DATA LINES:

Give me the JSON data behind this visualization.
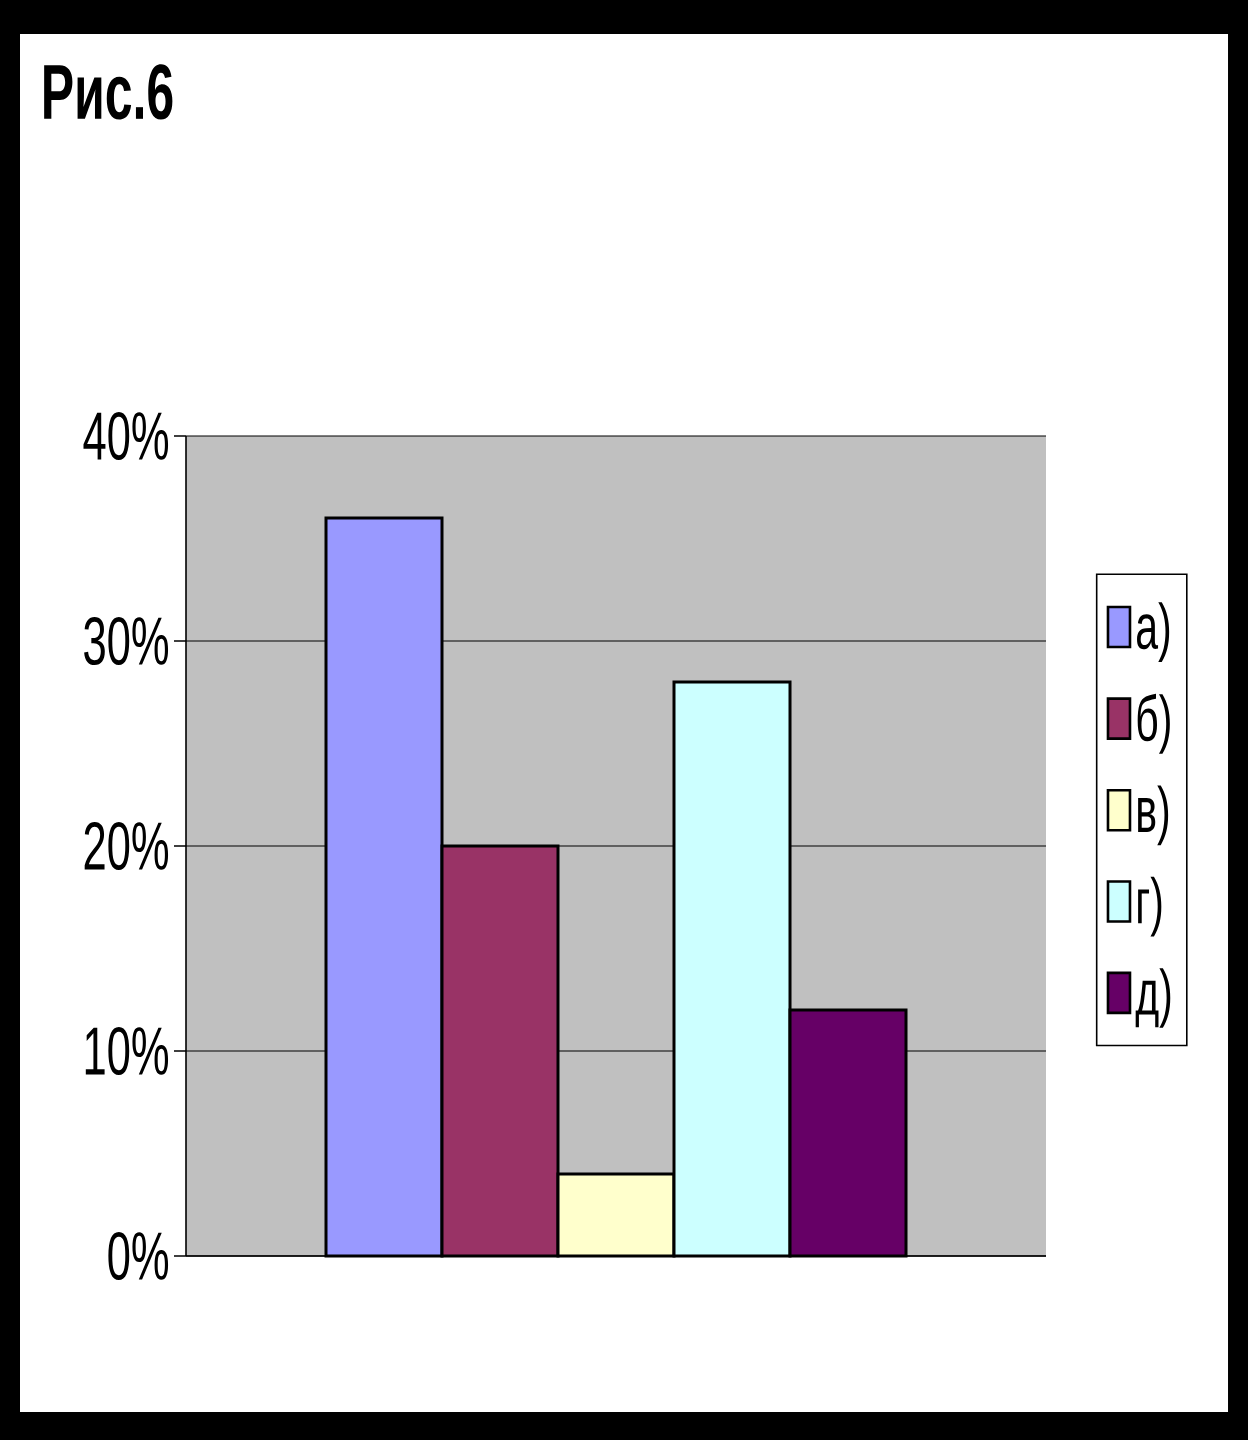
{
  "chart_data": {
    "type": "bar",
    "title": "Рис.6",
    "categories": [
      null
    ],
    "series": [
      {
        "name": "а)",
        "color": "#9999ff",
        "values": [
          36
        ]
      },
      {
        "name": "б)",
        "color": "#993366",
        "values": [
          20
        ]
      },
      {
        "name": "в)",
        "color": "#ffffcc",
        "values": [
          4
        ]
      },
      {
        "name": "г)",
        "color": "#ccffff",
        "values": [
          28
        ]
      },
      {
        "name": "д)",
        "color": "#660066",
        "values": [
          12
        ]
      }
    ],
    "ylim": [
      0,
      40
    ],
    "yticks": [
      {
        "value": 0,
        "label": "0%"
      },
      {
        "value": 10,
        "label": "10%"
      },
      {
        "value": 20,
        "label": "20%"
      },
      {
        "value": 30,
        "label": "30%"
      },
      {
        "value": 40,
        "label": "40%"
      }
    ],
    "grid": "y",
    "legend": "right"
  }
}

GIVEN TASK: Scan the material for lines with the word "color", and copy each line you find.

FINAL ANSWER:
        "color": "#9999ff",
        "color": "#993366",
        "color": "#ffffcc",
        "color": "#ccffff",
        "color": "#660066",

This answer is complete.